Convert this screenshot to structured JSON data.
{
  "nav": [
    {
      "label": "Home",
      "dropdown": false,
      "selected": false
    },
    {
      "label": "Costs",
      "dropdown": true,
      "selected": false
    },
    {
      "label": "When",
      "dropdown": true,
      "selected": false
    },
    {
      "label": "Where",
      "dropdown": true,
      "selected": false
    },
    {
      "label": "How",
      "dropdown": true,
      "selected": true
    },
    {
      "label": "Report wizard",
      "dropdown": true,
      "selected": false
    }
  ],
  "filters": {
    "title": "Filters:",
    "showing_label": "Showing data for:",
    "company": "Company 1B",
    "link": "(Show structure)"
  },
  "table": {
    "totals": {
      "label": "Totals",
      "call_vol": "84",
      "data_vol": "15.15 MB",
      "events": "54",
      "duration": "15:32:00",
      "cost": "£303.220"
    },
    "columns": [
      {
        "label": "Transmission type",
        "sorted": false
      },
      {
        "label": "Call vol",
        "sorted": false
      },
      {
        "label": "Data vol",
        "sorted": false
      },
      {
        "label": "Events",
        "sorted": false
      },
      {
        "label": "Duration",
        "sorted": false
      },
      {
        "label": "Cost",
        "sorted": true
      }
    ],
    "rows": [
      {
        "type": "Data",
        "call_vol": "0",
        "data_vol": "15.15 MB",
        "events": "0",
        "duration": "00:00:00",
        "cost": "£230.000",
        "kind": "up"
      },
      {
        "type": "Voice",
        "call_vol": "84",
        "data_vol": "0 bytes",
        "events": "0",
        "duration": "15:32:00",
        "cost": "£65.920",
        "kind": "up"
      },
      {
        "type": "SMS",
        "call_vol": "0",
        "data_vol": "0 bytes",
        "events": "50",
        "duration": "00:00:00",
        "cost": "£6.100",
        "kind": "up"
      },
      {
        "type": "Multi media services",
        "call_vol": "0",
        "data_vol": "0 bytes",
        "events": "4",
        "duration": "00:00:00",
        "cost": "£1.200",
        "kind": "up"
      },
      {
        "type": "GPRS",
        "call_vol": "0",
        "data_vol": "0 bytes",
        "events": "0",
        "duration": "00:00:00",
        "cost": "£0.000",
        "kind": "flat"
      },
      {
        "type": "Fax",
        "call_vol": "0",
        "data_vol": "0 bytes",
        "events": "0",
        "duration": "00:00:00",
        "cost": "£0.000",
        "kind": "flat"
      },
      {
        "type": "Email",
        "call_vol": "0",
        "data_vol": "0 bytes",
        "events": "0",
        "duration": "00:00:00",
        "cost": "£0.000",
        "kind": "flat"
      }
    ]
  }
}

++++++

WHAT IS EXPECTED:
Copy the material above back out, exactly as written.

SOLUTION TO THE PROBLEM:
Convert this screenshot to structured JSON data.
{
  "nav": [
    {
      "label": "Home",
      "dropdown": false,
      "selected": false
    },
    {
      "label": "Costs",
      "dropdown": true,
      "selected": false
    },
    {
      "label": "When",
      "dropdown": true,
      "selected": false
    },
    {
      "label": "Where",
      "dropdown": true,
      "selected": false
    },
    {
      "label": "How",
      "dropdown": true,
      "selected": true
    },
    {
      "label": "Report wizard",
      "dropdown": true,
      "selected": false
    }
  ],
  "filters": {
    "title": "Filters:",
    "showing_label": "Showing data for:",
    "company": "Company 1B",
    "link": "(Show structure)"
  },
  "table": {
    "totals": {
      "label": "Totals",
      "call_vol": "84",
      "data_vol": "15.15 MB",
      "events": "54",
      "duration": "15:32:00",
      "cost": "£303.220"
    },
    "columns": [
      {
        "label": "Transmission type",
        "sorted": false
      },
      {
        "label": "Call vol",
        "sorted": false
      },
      {
        "label": "Data vol",
        "sorted": false
      },
      {
        "label": "Events",
        "sorted": false
      },
      {
        "label": "Duration",
        "sorted": false
      },
      {
        "label": "Cost",
        "sorted": true
      }
    ],
    "rows": [
      {
        "type": "Data",
        "call_vol": "0",
        "data_vol": "15.15 MB",
        "events": "0",
        "duration": "00:00:00",
        "cost": "£230.000",
        "kind": "up"
      },
      {
        "type": "Voice",
        "call_vol": "84",
        "data_vol": "0 bytes",
        "events": "0",
        "duration": "15:32:00",
        "cost": "£65.920",
        "kind": "up"
      },
      {
        "type": "SMS",
        "call_vol": "0",
        "data_vol": "0 bytes",
        "events": "50",
        "duration": "00:00:00",
        "cost": "£6.100",
        "kind": "up"
      },
      {
        "type": "Multi media services",
        "call_vol": "0",
        "data_vol": "0 bytes",
        "events": "4",
        "duration": "00:00:00",
        "cost": "£1.200",
        "kind": "up"
      },
      {
        "type": "GPRS",
        "call_vol": "0",
        "data_vol": "0 bytes",
        "events": "0",
        "duration": "00:00:00",
        "cost": "£0.000",
        "kind": "flat"
      },
      {
        "type": "Fax",
        "call_vol": "0",
        "data_vol": "0 bytes",
        "events": "0",
        "duration": "00:00:00",
        "cost": "£0.000",
        "kind": "flat"
      },
      {
        "type": "Email",
        "call_vol": "0",
        "data_vol": "0 bytes",
        "events": "0",
        "duration": "00:00:00",
        "cost": "£0.000",
        "kind": "flat"
      }
    ]
  }
}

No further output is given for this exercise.